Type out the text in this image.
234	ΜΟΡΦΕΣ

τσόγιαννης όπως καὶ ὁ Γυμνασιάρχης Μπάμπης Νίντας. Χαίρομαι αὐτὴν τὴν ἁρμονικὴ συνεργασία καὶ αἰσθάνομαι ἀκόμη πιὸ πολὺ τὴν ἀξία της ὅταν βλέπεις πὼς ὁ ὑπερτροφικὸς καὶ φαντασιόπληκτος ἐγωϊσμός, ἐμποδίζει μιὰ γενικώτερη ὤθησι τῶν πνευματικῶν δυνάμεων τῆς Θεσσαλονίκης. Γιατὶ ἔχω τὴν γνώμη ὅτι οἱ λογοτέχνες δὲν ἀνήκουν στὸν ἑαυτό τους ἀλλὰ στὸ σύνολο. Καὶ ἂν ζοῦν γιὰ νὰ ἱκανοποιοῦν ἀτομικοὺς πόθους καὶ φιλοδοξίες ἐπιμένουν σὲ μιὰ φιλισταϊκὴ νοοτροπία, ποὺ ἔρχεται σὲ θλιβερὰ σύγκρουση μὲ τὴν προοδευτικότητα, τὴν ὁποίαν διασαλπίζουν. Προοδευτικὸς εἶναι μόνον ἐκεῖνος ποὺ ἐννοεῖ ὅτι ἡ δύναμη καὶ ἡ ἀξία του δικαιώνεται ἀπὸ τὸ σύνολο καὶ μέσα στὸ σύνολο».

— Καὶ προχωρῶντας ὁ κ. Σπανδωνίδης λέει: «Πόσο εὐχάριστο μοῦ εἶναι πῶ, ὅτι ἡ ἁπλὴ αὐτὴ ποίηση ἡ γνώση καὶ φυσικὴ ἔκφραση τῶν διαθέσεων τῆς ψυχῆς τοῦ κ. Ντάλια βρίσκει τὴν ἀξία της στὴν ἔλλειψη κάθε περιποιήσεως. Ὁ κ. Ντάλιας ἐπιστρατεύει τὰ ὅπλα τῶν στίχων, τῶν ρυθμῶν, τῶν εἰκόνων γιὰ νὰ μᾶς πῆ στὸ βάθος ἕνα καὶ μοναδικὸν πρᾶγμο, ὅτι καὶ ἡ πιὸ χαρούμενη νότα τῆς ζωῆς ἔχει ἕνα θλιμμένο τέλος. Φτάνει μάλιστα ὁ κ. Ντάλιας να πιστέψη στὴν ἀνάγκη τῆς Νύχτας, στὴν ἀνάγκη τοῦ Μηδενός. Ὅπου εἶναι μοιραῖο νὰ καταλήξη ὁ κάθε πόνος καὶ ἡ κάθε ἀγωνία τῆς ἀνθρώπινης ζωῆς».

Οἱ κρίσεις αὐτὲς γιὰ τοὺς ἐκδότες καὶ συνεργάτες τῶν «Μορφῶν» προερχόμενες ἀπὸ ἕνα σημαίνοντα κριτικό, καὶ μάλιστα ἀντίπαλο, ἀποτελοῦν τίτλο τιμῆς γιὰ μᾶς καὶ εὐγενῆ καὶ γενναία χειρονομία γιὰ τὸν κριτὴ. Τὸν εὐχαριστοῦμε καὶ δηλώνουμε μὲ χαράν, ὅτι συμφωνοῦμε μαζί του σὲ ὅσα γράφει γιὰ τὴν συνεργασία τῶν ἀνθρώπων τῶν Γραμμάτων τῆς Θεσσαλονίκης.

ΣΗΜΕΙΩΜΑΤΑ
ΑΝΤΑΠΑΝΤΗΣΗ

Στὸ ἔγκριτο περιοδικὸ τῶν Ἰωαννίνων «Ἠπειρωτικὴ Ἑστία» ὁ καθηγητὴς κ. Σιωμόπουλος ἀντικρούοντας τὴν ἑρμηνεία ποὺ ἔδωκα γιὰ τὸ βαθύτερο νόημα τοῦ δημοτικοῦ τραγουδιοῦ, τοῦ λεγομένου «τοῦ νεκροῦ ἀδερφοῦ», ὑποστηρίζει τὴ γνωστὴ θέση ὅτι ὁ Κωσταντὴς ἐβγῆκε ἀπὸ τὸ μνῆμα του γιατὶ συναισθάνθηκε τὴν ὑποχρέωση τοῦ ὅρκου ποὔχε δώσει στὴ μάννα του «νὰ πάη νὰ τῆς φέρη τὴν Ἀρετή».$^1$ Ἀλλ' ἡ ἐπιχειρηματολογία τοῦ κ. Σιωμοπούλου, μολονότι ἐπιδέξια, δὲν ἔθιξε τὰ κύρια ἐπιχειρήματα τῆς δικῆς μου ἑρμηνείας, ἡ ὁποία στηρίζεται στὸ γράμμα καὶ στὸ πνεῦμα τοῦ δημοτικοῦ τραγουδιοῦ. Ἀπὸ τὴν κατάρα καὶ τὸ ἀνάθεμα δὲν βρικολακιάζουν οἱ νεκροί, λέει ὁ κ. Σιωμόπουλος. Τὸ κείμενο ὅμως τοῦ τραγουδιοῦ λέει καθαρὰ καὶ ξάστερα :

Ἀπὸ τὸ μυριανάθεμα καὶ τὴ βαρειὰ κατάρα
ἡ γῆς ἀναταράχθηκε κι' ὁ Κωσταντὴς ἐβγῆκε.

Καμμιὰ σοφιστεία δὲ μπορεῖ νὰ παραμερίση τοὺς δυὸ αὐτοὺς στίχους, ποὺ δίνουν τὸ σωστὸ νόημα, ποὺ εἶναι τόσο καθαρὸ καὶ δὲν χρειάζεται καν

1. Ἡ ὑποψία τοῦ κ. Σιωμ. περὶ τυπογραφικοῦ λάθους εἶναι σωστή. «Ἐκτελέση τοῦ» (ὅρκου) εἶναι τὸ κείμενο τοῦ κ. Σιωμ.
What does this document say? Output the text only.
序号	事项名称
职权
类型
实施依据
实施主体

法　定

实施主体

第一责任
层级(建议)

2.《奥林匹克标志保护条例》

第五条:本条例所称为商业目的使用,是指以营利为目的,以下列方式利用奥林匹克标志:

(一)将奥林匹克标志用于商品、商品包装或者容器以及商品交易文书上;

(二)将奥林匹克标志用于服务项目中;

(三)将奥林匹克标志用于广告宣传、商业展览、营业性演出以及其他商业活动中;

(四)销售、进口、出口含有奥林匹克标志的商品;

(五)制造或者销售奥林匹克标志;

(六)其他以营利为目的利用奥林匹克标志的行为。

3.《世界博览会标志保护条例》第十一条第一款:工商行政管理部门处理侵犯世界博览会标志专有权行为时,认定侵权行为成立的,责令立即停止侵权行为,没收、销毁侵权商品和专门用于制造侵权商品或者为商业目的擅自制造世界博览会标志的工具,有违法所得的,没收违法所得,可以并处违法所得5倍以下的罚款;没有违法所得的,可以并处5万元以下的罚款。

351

* * * * *

▶ **Problem statement**: Extract the whole listing, character for character.

▶ **Solution to this task**:
Type out the text in this image.
234	ΜΟΡΦΕΣ

τσόγιαννης όπως καὶ ὁ Γυμνασιάρχης Μπάμπης Νίντας. Χαίρομαι αὐτὴν τὴν ἁρμονικὴ συνεργασία καὶ αἰσθάνομαι ἀκόμη πιὸ πολὺ τὴν ἀξία της ὅταν βλέπεις πὼς ὁ ὑπερτροφικὸς καὶ φαντασιόπληκτος ἐγωϊσμός, ἐμποδίζει μιὰ γενικώτερη ὤθησι τῶν πνευματικῶν δυνάμεων τῆς Θεσσαλονίκης. Γιατὶ ἔχω τὴν γνώμη ὅτι οἱ λογοτέχνες δὲν ἀνήκουν στὸν ἑαυτό τους ἀλλὰ στὸ σύνολο. Καὶ ἂν ζοῦν γιὰ νὰ ἱκανοποιοῦν ἀτομικοὺς πόθους καὶ φιλοδοξίες ἐπιμένουν σὲ μιὰ φιλισταϊκὴ νοοτροπία, ποὺ ἔρχεται σὲ θλιβερὰ σύγκρουση μὲ τὴν προοδευτικότητα, τὴν ὁποίαν διασαλπίζουν. Προοδευτικὸς εἶναι μόνον ἐκεῖνος ποὺ ἐννοεῖ ὅτι ἡ δύναμη καὶ ἡ ἀξία του δικαιώνεται ἀπὸ τὸ σύνολο καὶ μέσα στὸ σύνολο».

— Καὶ προχωρῶντας ὁ κ. Σπανδωνίδης λέει: «Πόσο εὐχάριστο μοῦ εἶναι πῶ, ὅτι ἡ ἁπλὴ αὐτὴ ποίηση ἡ γνώση καὶ φυσικὴ ἔκφραση τῶν διαθέσεων τῆς ψυχῆς τοῦ κ. Ντάλια βρίσκει τὴν ἀξία της στὴν ἔλλειψη κάθε περιποιήσεως. Ὁ κ. Ντάλιας ἐπιστρατεύει τὰ ὅπλα τῶν στίχων, τῶν ρυθμῶν, τῶν εἰκόνων γιὰ νὰ μᾶς πῆ στὸ βάθος ἕνα καὶ μοναδικὸν πρᾶγμο, ὅτι καὶ ἡ πιὸ χαρούμενη νότα τῆς ζωῆς ἔχει ἕνα θλιμμένο τέλος. Φτάνει μάλιστα ὁ κ. Ντάλιας να πιστέψη στὴν ἀνάγκη τῆς Νύχτας, στὴν ἀνάγκη τοῦ Μηδενός. Ὅπου εἶναι μοιραῖο νὰ καταλήξη ὁ κάθε πόνος καὶ ἡ κάθε ἀγωνία τῆς ἀνθρώπινης ζωῆς».

Οἱ κρίσεις αὐτὲς γιὰ τοὺς ἐκδότες καὶ συνεργάτες τῶν «Μορφῶν» προερχόμενες ἀπὸ ἕνα σημαίνοντα κριτικό, καὶ μάλιστα ἀντίπαλο, ἀποτελοῦν τίτλο τιμῆς γιὰ μᾶς καὶ εὐγενῆ καὶ γενναία χειρονομία γιὰ τὸν κριτὴ. Τὸν εὐχαριστοῦμε καὶ δηλώνουμε μὲ χαράν, ὅτι συμφωνοῦμε μαζί του σὲ ὅσα γράφει γιὰ τὴν συνεργασία τῶν ἀνθρώπων τῶν Γραμμάτων τῆς Θεσσαλονίκης.

ΣΗΜΕΙΩΜΑΤΑ
ΑΝΤΑΠΑΝΤΗΣΗ

Στὸ ἔγκριτο περιοδικὸ τῶν Ἰωαννίνων «Ἠπειρωτικὴ Ἑστία» ὁ καθηγητὴς κ. Σιωμόπουλος ἀντικρούοντας τὴν ἑρμηνεία ποὺ ἔδωκα γιὰ τὸ βαθύτερο νόημα τοῦ δημοτικοῦ τραγουδιοῦ, τοῦ λεγομένου «τοῦ νεκροῦ ἀδερφοῦ», ὑποστηρίζει τὴ γνωστὴ θέση ὅτι ὁ Κωσταντὴς ἐβγῆκε ἀπὸ τὸ μνῆμα του γιατὶ συναισθάνθηκε τὴν ὑποχρέωση τοῦ ὅρκου ποὔχε δώσει στὴ μάννα του «νὰ πάη νὰ τῆς φέρη τὴν Ἀρετή».$^1$ Ἀλλ' ἡ ἐπιχειρηματολογία τοῦ κ. Σιωμοπούλου, μολονότι ἐπιδέξια, δὲν ἔθιξε τὰ κύρια ἐπιχειρήματα τῆς δικῆς μου ἑρμηνείας, ἡ ὁποία στηρίζεται στὸ γράμμα καὶ στὸ πνεῦμα τοῦ δημοτικοῦ τραγουδιοῦ. Ἀπὸ τὴν κατάρα καὶ τὸ ἀνάθεμα δὲν βρικολακιάζουν οἱ νεκροί, λέει ὁ κ. Σιωμόπουλος. Τὸ κείμενο ὅμως τοῦ τραγουδιοῦ λέει καθαρὰ καὶ ξάστερα :

Ἀπὸ τὸ μυριανάθεμα καὶ τὴ βαρειὰ κατάρα
ἡ γῆς ἀναταράχθηκε κι' ὁ Κωσταντὴς ἐβγῆκε.

Καμμιὰ σοφιστεία δὲ μπορεῖ νὰ παραμερίση τοὺς δυὸ αὐτοὺς στίχους, ποὺ δίνουν τὸ σωστὸ νόημα, ποὺ εἶναι τόσο καθαρὸ καὶ δὲν χρειάζεται καν

1. Ἡ ὑποψία τοῦ κ. Σιωμ. περὶ τυπογραφικοῦ λάθους εἶναι σωστή. «Ἐκτελέση τοῦ» (ὅρκου) εἶναι τὸ κείμενο τοῦ κ. Σιωμ.
What does this document say? Output the text only.
序号	事项名称
职权
类型
实施依据
实施主体

法　定

实施主体

第一责任
层级(建议)

2.《奥林匹克标志保护条例》

第五条:本条例所称为商业目的使用,是指以营利为目的,以下列方式利用奥林匹克标志:

(一)将奥林匹克标志用于商品、商品包装或者容器以及商品交易文书上;

(二)将奥林匹克标志用于服务项目中;

(三)将奥林匹克标志用于广告宣传、商业展览、营业性演出以及其他商业活动中;

(四)销售、进口、出口含有奥林匹克标志的商品;

(五)制造或者销售奥林匹克标志;

(六)其他以营利为目的利用奥林匹克标志的行为。

3.《世界博览会标志保护条例》第十一条第一款:工商行政管理部门处理侵犯世界博览会标志专有权行为时,认定侵权行为成立的,责令立即停止侵权行为,没收、销毁侵权商品和专门用于制造侵权商品或者为商业目的擅自制造世界博览会标志的工具,有违法所得的,没收违法所得,可以并处违法所得5倍以下的罚款;没有违法所得的,可以并处5万元以下的罚款。

351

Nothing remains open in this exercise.